* GOAL OF THE EXERCISE: Copy each line in the data that includes the word "capabilities".

* TASK INPUT:
-*-
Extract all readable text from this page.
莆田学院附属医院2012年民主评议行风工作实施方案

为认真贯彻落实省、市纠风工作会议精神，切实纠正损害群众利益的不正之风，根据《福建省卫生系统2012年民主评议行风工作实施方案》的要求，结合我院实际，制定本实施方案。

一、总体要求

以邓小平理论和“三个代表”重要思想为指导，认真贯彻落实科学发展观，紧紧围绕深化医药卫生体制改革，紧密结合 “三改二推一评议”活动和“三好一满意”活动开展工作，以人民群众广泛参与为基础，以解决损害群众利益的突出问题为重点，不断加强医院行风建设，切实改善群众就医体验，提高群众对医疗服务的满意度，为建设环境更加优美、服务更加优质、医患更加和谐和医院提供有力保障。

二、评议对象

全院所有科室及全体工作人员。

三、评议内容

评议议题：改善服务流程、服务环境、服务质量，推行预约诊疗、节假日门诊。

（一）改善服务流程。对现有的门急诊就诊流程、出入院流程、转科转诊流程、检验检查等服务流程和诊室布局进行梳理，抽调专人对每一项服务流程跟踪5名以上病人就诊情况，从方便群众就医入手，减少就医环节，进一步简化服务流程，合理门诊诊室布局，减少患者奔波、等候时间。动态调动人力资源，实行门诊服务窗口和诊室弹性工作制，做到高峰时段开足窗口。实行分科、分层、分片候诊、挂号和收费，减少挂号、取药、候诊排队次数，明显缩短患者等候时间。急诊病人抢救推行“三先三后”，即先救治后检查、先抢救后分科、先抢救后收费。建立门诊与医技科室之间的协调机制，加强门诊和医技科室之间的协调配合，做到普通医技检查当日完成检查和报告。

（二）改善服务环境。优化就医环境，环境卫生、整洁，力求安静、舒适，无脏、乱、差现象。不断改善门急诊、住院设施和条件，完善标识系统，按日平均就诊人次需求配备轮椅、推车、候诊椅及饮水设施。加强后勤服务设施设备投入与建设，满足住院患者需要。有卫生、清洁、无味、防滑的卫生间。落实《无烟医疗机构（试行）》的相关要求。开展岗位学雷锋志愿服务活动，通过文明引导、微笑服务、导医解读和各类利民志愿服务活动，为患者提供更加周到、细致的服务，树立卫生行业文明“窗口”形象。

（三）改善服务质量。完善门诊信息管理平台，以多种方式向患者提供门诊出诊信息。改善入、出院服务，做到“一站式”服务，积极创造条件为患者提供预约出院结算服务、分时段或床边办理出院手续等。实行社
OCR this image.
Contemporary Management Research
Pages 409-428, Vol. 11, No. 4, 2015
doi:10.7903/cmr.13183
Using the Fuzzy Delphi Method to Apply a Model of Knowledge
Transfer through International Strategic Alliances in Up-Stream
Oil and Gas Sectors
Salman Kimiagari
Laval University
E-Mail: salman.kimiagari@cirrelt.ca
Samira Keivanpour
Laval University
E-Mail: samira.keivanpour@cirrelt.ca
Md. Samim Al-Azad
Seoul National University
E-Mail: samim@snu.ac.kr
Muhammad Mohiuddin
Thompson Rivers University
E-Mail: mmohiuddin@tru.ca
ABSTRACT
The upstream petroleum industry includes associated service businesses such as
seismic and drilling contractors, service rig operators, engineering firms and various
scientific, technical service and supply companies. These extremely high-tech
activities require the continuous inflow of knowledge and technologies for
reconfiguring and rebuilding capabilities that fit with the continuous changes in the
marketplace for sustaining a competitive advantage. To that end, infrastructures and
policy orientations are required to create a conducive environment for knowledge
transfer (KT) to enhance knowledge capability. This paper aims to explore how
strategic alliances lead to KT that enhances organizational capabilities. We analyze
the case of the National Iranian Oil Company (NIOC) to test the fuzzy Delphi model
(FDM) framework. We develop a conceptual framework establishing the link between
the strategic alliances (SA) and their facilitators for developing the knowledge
-*-
* EXPECTED ANSWER:
reconfiguring and rebuilding capabilities that fit with the continuous changes in the
strategic alliances lead to KT that enhances organizational capabilities. We analyze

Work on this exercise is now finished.